## STATED GOAL:
Take the part of the records that runs from the start through the line containing "project-icon[interactable] (6, 313, 23, 335)", substitute "Pixel 7 API 33" for "Honor30 Pro API 29", and give those lines again with nothing else changed.

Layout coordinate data
○ ○ ○ ○ ○
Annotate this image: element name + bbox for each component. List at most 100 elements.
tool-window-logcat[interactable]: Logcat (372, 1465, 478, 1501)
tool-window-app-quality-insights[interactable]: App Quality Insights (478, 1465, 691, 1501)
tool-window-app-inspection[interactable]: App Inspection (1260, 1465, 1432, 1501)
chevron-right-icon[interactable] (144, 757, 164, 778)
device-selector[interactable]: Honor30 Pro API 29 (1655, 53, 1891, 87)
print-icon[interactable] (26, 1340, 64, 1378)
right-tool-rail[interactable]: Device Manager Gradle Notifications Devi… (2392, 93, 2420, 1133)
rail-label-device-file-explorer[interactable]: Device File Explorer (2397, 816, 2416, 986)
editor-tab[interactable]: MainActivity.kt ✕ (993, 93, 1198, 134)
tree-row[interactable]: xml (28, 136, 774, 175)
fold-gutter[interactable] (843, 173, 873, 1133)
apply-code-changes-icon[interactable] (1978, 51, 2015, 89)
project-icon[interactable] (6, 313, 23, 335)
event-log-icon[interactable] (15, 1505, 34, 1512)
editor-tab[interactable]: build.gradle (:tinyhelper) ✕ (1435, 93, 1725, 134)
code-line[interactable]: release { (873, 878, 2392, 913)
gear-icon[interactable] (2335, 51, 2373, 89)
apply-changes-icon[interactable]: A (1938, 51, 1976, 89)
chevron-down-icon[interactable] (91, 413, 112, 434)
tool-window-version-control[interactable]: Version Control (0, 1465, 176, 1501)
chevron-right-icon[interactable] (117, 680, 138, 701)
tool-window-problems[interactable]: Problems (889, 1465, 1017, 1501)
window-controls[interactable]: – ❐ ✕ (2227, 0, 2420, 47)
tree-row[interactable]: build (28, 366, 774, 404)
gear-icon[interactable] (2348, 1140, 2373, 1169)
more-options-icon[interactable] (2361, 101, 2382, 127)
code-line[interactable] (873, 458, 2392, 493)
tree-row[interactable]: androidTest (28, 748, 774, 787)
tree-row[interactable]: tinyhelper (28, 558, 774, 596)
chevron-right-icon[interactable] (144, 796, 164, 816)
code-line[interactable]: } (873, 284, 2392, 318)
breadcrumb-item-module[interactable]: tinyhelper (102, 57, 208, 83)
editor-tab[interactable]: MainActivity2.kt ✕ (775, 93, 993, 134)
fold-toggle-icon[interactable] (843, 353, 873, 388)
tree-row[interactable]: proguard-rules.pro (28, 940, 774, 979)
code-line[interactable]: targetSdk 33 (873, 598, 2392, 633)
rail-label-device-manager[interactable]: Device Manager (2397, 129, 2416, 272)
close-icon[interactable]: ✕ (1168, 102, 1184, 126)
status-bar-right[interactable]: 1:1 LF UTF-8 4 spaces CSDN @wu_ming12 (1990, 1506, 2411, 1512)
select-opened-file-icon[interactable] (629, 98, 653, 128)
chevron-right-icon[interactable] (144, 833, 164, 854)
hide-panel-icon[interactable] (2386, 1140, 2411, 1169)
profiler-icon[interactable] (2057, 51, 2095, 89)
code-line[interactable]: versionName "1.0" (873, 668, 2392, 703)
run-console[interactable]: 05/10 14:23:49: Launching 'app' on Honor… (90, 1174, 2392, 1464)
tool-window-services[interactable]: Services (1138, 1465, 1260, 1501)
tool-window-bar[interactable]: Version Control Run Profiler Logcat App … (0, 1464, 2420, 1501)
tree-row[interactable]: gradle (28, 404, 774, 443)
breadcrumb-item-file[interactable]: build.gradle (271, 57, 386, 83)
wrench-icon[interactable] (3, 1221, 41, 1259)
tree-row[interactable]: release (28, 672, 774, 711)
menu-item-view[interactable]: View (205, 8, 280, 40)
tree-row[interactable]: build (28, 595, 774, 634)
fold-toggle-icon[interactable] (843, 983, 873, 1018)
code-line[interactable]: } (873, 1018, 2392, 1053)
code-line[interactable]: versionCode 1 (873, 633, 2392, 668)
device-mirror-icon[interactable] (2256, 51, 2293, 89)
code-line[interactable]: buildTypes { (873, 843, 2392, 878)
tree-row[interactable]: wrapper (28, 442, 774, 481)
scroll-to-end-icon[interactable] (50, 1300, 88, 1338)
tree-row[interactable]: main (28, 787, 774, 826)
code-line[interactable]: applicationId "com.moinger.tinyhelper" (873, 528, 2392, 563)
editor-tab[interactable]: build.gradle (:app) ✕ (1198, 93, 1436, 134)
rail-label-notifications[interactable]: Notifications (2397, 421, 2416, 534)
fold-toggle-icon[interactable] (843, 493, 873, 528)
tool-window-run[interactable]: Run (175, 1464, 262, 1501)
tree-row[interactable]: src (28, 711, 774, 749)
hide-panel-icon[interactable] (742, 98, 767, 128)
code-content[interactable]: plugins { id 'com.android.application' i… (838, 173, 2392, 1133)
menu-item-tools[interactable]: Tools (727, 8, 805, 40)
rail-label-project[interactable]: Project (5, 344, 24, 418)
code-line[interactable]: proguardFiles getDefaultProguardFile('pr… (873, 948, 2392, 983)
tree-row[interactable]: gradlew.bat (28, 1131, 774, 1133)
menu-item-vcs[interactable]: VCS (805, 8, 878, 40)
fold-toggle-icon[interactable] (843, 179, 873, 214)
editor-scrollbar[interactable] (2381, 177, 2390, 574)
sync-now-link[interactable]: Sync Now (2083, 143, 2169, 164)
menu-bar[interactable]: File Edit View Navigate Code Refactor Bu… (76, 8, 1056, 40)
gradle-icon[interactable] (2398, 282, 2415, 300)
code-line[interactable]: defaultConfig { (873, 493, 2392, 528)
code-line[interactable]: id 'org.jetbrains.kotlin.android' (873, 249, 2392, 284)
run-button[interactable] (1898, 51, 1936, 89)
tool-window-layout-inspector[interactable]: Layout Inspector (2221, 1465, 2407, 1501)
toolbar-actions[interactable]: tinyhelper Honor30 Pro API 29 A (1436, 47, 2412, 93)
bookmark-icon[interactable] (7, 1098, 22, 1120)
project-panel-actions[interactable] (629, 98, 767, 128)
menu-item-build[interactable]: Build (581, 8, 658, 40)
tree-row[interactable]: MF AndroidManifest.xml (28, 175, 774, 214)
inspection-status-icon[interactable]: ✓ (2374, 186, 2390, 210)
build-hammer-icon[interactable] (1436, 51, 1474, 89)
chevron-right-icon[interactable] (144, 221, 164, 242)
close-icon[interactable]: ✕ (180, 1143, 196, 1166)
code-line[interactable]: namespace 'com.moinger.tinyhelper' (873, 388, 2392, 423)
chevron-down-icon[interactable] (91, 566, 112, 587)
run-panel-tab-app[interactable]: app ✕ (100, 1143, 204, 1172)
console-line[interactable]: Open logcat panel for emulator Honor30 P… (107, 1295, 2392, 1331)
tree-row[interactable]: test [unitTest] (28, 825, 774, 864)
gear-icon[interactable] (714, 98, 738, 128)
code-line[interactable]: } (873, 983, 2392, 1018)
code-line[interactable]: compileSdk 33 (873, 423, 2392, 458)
○ ○ ○ ○ ○
## TASK SOLUTION:
Annotate this image: element name + bbox for each component. List at most 100 elements.
tool-window-logcat[interactable]: Logcat (372, 1465, 478, 1501)
tool-window-app-quality-insights[interactable]: App Quality Insights (478, 1465, 691, 1501)
tool-window-app-inspection[interactable]: App Inspection (1260, 1465, 1432, 1501)
chevron-right-icon[interactable] (144, 757, 164, 778)
device-selector[interactable]: Pixel 7 API 33 (1655, 53, 1891, 87)
print-icon[interactable] (26, 1340, 64, 1378)
right-tool-rail[interactable]: Device Manager Gradle Notifications Devi… (2392, 93, 2420, 1133)
rail-label-device-file-explorer[interactable]: Device File Explorer (2397, 816, 2416, 986)
editor-tab[interactable]: MainActivity.kt ✕ (993, 93, 1198, 134)
tree-row[interactable]: xml (28, 136, 774, 175)
fold-gutter[interactable] (843, 173, 873, 1133)
apply-code-changes-icon[interactable] (1978, 51, 2015, 89)
project-icon[interactable] (6, 313, 23, 335)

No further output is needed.